**To be done:**
Which lines in the material below contain the word "name"? Copy each of them.

**Supplied records:**
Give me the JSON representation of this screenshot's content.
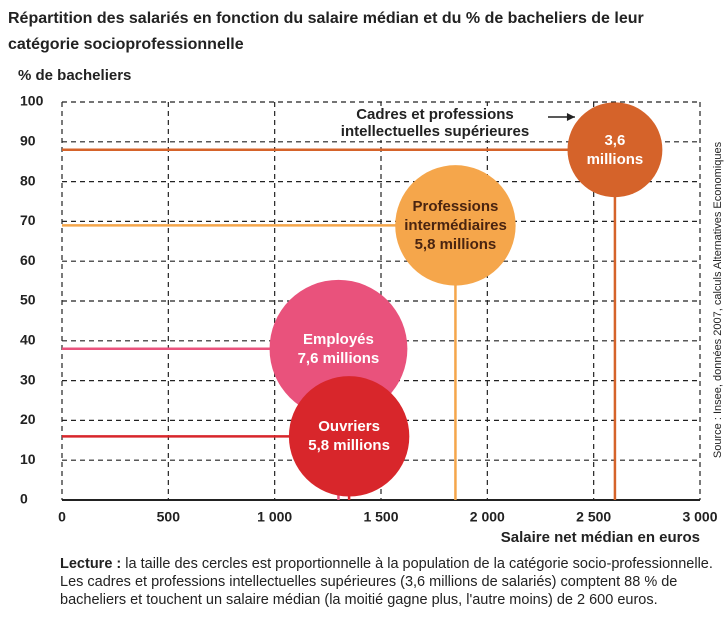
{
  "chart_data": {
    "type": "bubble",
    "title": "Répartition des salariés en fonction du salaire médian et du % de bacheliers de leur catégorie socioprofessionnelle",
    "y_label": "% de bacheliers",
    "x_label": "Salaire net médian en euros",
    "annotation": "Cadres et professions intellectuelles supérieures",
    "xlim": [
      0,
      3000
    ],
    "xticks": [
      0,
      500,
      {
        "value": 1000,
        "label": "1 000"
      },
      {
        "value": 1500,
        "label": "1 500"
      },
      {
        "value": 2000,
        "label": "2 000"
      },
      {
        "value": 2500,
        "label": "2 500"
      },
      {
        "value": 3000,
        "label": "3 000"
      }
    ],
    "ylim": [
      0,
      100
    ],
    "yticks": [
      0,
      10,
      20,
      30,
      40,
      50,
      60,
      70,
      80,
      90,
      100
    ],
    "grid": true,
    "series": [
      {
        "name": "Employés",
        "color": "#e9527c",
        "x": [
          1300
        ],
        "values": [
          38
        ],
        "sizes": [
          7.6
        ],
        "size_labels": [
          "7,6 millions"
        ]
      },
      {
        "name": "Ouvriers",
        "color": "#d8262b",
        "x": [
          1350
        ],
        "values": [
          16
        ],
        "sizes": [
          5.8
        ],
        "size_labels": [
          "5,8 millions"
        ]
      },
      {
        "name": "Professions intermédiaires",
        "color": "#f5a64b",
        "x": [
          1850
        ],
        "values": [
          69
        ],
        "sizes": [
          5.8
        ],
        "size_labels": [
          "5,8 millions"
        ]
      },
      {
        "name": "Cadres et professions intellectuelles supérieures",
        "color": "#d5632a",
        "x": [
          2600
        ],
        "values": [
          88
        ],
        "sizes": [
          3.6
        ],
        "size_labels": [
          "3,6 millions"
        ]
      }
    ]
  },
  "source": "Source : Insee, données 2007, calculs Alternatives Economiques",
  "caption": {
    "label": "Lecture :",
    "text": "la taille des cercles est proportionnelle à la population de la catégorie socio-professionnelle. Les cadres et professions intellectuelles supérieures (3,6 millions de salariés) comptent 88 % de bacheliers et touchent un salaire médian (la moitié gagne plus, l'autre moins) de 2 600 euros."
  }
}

**Solution for this task:**
        "name": "Employés",
        "name": "Ouvriers",
        "name": "Professions intermédiaires",
        "name": "Cadres et professions intellectuelles supérieures",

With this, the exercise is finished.